• **PROBLEM STATEMENT**
Copy each line in which the string "vývoj" occurs.
○ ○ ○ ○ ○ ○ ○
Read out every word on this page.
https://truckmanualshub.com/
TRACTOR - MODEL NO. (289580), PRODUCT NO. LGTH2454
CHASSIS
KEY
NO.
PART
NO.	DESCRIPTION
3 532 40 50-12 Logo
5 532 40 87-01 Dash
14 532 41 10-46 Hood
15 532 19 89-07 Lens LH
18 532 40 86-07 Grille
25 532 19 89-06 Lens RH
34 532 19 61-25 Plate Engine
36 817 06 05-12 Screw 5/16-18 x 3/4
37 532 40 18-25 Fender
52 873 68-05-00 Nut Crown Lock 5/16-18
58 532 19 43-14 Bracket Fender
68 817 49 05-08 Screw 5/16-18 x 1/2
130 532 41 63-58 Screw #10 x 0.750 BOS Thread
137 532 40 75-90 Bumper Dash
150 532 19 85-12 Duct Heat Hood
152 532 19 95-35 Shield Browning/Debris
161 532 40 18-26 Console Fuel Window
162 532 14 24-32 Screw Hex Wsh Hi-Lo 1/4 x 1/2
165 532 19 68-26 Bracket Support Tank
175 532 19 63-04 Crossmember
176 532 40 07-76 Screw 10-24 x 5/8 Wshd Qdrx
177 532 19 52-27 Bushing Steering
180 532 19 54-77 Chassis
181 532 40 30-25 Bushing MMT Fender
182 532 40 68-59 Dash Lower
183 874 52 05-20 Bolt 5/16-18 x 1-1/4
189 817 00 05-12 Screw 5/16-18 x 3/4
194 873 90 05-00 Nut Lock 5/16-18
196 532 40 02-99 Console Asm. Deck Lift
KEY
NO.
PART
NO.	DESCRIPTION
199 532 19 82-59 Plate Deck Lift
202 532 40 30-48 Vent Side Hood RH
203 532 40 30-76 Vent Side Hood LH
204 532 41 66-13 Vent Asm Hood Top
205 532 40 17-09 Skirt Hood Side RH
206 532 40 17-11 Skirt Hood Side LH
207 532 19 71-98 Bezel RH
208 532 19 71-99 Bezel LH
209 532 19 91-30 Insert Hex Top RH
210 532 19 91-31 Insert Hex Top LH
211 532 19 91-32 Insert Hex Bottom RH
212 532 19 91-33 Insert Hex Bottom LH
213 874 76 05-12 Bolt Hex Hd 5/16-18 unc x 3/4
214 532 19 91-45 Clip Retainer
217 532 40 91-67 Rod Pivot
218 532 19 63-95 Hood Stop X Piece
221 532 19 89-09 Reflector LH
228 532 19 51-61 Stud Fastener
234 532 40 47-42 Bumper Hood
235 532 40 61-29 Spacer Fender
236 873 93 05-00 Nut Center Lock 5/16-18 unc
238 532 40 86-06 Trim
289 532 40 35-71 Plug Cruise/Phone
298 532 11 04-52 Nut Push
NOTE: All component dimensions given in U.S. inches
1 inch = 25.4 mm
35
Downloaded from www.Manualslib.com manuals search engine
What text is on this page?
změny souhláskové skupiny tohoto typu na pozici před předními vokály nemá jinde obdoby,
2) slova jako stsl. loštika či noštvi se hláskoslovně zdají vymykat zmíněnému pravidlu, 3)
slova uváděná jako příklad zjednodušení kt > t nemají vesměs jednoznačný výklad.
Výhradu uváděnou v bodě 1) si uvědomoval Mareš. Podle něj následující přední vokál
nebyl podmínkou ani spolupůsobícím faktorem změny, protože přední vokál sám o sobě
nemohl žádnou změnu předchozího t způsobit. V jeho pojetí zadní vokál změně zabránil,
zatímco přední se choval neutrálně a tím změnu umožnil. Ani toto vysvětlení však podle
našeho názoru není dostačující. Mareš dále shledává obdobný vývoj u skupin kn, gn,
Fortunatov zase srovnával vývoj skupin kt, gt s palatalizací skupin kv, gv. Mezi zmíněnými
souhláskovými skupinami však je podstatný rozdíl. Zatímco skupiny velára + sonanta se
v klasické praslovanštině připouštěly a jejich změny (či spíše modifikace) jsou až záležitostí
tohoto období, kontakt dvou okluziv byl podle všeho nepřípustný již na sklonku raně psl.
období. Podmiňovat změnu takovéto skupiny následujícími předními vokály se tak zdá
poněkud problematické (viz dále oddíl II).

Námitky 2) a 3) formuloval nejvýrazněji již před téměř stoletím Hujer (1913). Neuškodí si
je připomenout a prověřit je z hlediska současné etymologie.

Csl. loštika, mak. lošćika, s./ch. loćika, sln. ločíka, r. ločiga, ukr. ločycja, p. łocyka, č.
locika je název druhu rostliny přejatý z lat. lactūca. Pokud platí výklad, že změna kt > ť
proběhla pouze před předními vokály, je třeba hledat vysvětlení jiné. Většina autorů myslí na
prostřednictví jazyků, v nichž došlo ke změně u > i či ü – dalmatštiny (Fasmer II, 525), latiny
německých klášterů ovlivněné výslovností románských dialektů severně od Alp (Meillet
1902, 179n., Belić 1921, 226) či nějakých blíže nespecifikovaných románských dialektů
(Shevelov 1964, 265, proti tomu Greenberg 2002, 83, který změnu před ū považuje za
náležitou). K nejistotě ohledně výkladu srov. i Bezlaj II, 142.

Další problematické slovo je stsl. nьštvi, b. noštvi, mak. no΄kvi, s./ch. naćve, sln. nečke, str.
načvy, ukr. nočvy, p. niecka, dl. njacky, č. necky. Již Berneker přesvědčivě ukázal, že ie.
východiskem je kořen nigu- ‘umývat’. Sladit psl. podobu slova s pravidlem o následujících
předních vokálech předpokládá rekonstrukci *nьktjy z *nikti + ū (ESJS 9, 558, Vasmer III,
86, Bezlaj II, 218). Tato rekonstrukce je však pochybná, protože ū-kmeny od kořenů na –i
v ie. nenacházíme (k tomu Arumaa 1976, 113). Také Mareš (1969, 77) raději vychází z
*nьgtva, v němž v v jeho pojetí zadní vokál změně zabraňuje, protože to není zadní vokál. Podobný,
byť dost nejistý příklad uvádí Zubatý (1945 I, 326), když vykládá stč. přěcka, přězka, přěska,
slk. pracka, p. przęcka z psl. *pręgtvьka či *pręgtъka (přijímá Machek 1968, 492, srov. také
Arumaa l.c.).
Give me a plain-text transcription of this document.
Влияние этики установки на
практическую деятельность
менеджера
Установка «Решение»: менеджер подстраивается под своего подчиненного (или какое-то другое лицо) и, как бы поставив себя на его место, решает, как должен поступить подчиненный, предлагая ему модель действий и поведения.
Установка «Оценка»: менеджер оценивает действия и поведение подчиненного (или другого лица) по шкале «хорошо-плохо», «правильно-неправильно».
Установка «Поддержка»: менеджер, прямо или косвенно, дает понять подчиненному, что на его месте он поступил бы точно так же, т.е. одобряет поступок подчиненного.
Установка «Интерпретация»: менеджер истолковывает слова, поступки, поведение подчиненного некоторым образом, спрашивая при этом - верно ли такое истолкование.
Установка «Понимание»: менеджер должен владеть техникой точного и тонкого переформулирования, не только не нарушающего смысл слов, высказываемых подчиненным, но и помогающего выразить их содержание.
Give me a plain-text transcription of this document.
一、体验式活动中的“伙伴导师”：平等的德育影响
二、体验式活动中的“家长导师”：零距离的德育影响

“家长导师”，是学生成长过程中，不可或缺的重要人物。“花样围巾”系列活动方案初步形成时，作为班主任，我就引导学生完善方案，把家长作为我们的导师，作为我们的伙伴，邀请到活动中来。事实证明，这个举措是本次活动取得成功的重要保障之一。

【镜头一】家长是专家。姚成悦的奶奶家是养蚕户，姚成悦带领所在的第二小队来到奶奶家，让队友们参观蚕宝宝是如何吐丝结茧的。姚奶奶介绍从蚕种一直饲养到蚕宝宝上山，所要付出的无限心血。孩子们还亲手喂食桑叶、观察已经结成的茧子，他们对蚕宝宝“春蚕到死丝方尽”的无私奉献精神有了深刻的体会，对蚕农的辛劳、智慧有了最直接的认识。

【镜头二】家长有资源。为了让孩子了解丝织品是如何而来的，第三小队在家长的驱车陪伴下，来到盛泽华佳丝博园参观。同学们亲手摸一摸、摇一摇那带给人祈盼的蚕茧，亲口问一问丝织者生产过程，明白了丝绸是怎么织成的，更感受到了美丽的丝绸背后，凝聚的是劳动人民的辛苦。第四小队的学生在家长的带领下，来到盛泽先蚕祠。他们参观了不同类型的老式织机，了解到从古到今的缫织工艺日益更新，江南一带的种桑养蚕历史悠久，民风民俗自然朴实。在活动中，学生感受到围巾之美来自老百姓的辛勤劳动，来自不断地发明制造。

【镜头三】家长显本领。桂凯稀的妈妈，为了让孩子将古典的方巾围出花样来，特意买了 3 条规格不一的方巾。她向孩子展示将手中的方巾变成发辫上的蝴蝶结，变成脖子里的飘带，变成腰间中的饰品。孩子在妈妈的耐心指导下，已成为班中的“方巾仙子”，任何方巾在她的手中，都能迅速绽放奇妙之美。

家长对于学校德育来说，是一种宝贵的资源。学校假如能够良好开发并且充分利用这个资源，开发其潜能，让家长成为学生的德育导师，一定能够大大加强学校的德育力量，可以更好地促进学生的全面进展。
○ ○ ○ ○ ○ ○ ○
• **TASK RESULT**
našeho názoru není dostačující. Mareš dále shledává obdobný vývoj u skupin kn, gn,
Fortunatov zase srovnával vývoj skupin kt, gt s palatalizací skupin kv, gv. Mezi zmíněnými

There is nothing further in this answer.